To do: Pull out all lines from the listing below in which the word "Wind" appears.

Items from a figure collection
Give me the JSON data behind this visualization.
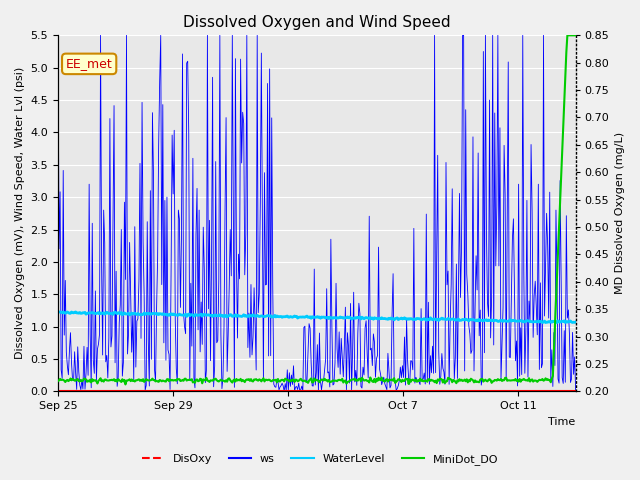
{
  "title": "Dissolved Oxygen and Wind Speed",
  "ylabel_left": "Dissolved Oxygen (mV), Wind Speed, Water Lvl (psi)",
  "ylabel_right": "MD Dissolved Oxygen (mg/L)",
  "xlabel": "Time",
  "ylim_left": [
    0.0,
    5.5
  ],
  "ylim_right": [
    0.2,
    0.85
  ],
  "yticks_left": [
    0.0,
    0.5,
    1.0,
    1.5,
    2.0,
    2.5,
    3.0,
    3.5,
    4.0,
    4.5,
    5.0,
    5.5
  ],
  "yticks_right": [
    0.2,
    0.25,
    0.3,
    0.35,
    0.4,
    0.45,
    0.5,
    0.55,
    0.6,
    0.65,
    0.7,
    0.75,
    0.8,
    0.85
  ],
  "xtick_labels": [
    "Sep 25",
    "Sep 29",
    "Oct 3",
    "Oct 7",
    "Oct 11"
  ],
  "xtick_positions": [
    0,
    4,
    8,
    12,
    16
  ],
  "xlim": [
    0,
    18
  ],
  "legend_labels": [
    "DisOxy",
    "ws",
    "WaterLevel",
    "MiniDot_DO"
  ],
  "legend_colors": [
    "#ff0000",
    "#0000ff",
    "#00ccff",
    "#00cc00"
  ],
  "annotation_text": "EE_met",
  "annotation_color": "#cc0000",
  "annotation_bg": "#ffffcc",
  "annotation_edge": "#cc8800",
  "plot_bg_color": "#e8e8e8",
  "fig_bg_color": "#f0f0f0",
  "grid_color": "#ffffff",
  "ws_color": "#0000ff",
  "disoxy_color": "#ff0000",
  "waterlevel_color": "#00ccff",
  "minidot_color": "#00cc00",
  "n_days": 18,
  "ws_segments": [
    {
      "day_start": 0,
      "day_end": 0.3,
      "mean": 2.2,
      "std": 0.3,
      "base": 0.0
    },
    {
      "day_start": 0.3,
      "day_end": 1.0,
      "mean": 0.5,
      "std": 0.3,
      "base": 0.0
    },
    {
      "day_start": 1.0,
      "day_end": 3.5,
      "mean": 1.5,
      "std": 0.8,
      "base": 0.0
    },
    {
      "day_start": 3.5,
      "day_end": 7.5,
      "mean": 2.0,
      "std": 1.0,
      "base": 0.0
    },
    {
      "day_start": 7.5,
      "day_end": 8.5,
      "mean": 0.1,
      "std": 0.1,
      "base": 0.0
    },
    {
      "day_start": 8.5,
      "day_end": 13.0,
      "mean": 0.6,
      "std": 0.5,
      "base": 0.0
    },
    {
      "day_start": 13.0,
      "day_end": 16.5,
      "mean": 1.8,
      "std": 1.0,
      "base": 0.0
    },
    {
      "day_start": 16.5,
      "day_end": 17.5,
      "mean": 1.5,
      "std": 0.8,
      "base": 0.0
    },
    {
      "day_start": 17.5,
      "day_end": 18.0,
      "mean": 0.8,
      "std": 0.4,
      "base": 0.0
    }
  ],
  "ws_spikes": [
    {
      "day": 0.05,
      "val": 2.2
    },
    {
      "day": 1.1,
      "val": 3.2
    },
    {
      "day": 1.6,
      "val": 2.8
    },
    {
      "day": 1.9,
      "val": 2.6
    },
    {
      "day": 2.2,
      "val": 2.5
    },
    {
      "day": 2.5,
      "val": 2.3
    },
    {
      "day": 2.8,
      "val": 1.7
    },
    {
      "day": 3.0,
      "val": 1.5
    },
    {
      "day": 3.2,
      "val": 3.1
    },
    {
      "day": 3.5,
      "val": 3.8
    },
    {
      "day": 3.8,
      "val": 3.0
    },
    {
      "day": 4.0,
      "val": 3.05
    },
    {
      "day": 4.2,
      "val": 2.8
    },
    {
      "day": 4.5,
      "val": 5.1
    },
    {
      "day": 4.55,
      "val": 4.0
    },
    {
      "day": 4.7,
      "val": 3.6
    },
    {
      "day": 4.9,
      "val": 2.8
    },
    {
      "day": 5.5,
      "val": 3.55
    },
    {
      "day": 5.8,
      "val": 2.8
    },
    {
      "day": 6.0,
      "val": 2.5
    },
    {
      "day": 6.2,
      "val": 2.0
    },
    {
      "day": 6.5,
      "val": 1.8
    },
    {
      "day": 6.8,
      "val": 1.6
    },
    {
      "day": 7.0,
      "val": 1.5
    },
    {
      "day": 9.5,
      "val": 2.35
    },
    {
      "day": 10.0,
      "val": 1.3
    },
    {
      "day": 10.5,
      "val": 1.2
    },
    {
      "day": 14.8,
      "val": 5.25
    },
    {
      "day": 15.0,
      "val": 4.5
    },
    {
      "day": 15.2,
      "val": 4.3
    },
    {
      "day": 15.5,
      "val": 3.8
    },
    {
      "day": 16.0,
      "val": 3.2
    },
    {
      "day": 16.3,
      "val": 2.95
    },
    {
      "day": 16.5,
      "val": 2.8
    },
    {
      "day": 16.7,
      "val": 3.2
    },
    {
      "day": 17.0,
      "val": 2.75
    },
    {
      "day": 17.3,
      "val": 2.8
    }
  ],
  "water_level_start": 1.22,
  "water_level_end": 1.07,
  "minidot_flat": 0.22,
  "minidot_spike_day": 17.2,
  "minidot_spike_val": 0.85
}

Exercise response:
  "title": "Dissolved Oxygen and Wind Speed",
  "ylabel_left": "Dissolved Oxygen (mV), Wind Speed, Water Lvl (psi)",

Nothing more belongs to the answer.